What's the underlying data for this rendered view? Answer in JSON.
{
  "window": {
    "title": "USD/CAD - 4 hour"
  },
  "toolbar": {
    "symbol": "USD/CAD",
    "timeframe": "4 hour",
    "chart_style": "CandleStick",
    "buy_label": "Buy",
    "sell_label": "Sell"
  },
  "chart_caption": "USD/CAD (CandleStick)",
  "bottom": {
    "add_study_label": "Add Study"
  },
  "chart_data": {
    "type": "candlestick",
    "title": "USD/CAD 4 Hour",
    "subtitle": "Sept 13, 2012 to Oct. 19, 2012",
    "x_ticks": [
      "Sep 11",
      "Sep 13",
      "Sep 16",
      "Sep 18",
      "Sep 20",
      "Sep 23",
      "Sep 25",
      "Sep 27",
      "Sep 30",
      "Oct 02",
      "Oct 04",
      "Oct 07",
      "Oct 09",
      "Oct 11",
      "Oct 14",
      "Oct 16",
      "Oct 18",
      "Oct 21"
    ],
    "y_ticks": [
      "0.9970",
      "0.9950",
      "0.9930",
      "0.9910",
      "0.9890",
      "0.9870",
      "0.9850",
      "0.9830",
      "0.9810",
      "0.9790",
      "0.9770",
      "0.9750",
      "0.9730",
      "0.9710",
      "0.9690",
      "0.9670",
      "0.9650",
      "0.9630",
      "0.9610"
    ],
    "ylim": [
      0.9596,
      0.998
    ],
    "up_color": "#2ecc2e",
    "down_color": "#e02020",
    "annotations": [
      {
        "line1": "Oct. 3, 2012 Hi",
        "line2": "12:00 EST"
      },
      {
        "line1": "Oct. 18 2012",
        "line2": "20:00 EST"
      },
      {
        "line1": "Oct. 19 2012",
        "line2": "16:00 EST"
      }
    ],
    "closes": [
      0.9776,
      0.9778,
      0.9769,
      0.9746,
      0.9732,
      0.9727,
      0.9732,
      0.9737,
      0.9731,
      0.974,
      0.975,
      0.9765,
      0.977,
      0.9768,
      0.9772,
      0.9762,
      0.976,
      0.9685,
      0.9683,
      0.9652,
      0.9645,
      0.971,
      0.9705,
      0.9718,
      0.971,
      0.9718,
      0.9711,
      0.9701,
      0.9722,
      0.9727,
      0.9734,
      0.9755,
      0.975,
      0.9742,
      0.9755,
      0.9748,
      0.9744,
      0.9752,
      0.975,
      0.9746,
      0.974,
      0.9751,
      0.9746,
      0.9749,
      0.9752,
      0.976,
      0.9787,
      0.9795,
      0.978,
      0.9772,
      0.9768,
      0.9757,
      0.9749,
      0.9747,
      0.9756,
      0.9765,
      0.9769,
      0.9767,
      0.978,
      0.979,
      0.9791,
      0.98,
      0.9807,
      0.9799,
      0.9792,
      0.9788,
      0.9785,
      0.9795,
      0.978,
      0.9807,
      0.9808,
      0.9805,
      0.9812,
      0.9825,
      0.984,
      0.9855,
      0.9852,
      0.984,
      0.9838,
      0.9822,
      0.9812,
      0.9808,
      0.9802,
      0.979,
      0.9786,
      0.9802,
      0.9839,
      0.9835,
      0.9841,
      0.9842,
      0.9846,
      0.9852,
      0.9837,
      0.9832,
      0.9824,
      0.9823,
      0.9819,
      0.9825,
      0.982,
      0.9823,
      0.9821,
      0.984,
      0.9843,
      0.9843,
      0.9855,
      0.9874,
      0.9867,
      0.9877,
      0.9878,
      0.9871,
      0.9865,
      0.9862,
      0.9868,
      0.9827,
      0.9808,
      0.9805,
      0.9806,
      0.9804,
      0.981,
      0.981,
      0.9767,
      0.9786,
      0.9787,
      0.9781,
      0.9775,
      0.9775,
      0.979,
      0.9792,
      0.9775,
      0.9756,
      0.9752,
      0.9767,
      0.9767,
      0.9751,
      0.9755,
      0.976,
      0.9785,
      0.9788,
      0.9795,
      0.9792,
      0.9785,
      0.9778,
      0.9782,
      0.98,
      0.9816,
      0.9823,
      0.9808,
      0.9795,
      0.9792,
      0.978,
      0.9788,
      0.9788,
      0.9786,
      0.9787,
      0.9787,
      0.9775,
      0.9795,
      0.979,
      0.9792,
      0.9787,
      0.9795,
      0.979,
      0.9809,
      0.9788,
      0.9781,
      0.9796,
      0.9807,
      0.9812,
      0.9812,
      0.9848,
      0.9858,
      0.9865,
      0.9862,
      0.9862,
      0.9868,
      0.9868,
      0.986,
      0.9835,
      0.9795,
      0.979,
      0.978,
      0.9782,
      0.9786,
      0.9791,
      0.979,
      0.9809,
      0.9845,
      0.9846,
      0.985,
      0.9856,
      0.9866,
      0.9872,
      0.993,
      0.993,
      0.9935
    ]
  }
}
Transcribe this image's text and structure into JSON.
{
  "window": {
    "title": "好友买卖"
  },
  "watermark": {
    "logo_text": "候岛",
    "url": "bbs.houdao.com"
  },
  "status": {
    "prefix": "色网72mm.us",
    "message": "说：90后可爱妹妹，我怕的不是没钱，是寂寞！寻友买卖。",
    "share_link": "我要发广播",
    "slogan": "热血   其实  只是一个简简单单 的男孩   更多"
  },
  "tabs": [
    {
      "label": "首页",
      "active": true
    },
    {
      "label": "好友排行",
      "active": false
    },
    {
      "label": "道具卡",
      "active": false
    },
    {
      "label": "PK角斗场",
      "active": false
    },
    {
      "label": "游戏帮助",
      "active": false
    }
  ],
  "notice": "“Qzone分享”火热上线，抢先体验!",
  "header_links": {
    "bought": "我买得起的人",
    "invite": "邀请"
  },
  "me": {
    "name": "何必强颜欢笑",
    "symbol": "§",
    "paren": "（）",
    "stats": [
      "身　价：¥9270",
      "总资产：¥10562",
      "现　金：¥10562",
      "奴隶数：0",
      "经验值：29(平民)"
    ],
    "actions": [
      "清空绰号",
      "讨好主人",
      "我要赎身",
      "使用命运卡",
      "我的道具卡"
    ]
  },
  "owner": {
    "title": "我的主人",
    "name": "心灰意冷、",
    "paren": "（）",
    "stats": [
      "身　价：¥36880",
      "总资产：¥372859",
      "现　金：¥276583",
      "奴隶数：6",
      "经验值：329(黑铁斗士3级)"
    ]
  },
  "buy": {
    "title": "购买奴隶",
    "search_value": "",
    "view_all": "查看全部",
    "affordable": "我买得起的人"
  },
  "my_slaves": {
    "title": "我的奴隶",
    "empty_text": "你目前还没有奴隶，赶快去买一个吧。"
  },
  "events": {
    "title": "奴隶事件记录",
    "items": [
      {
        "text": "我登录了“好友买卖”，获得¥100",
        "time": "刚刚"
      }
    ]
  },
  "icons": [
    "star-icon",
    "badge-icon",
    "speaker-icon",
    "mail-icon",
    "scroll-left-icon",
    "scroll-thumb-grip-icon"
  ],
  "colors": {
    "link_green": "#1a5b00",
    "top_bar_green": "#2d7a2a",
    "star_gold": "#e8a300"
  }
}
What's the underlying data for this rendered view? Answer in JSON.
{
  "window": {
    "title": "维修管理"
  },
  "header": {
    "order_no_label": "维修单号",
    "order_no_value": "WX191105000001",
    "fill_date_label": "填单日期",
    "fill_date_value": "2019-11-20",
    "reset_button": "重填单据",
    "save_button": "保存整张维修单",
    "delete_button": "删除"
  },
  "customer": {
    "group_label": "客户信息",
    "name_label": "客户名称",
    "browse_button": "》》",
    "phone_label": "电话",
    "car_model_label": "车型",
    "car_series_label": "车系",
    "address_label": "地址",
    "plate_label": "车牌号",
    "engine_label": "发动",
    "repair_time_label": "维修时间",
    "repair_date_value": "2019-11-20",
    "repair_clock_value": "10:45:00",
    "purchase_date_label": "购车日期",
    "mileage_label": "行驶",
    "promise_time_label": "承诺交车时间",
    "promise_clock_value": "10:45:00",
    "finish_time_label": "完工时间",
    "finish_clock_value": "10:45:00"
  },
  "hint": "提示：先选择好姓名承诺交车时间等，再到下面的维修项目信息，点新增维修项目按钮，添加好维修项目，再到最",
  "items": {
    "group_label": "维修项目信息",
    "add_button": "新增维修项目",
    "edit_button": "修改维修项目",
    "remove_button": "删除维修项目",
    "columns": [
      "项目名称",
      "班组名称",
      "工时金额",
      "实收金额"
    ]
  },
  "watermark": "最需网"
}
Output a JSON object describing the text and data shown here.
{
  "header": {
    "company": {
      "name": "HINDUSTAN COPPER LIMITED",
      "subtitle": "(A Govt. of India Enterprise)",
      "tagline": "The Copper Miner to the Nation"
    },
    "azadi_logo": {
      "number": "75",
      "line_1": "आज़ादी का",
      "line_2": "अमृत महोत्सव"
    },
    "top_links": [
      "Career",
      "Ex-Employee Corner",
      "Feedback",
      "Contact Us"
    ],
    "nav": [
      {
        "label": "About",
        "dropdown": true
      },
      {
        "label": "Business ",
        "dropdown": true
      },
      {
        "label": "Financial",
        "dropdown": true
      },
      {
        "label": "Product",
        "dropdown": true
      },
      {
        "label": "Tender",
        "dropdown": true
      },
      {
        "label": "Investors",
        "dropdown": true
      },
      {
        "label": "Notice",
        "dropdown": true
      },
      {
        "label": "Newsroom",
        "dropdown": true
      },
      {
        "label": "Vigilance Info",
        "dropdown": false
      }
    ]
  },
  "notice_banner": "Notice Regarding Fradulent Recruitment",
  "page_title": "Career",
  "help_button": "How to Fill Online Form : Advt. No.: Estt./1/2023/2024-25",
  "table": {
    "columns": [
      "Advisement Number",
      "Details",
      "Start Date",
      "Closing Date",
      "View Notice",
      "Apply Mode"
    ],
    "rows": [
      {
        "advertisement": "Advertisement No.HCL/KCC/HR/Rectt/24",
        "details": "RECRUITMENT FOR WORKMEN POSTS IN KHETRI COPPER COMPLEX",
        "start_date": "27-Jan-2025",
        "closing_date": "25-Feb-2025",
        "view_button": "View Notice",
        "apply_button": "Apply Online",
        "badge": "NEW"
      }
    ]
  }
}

━━━━━━

# PROBLEM REQUIREMENTS
Select every line above that contains the word "Online", and copy it.

# THE ANSWER
  "help_button": "How to Fill Online Form : Advt. No.: Estt./1/2023/2024-25",
        "apply_button": "Apply Online",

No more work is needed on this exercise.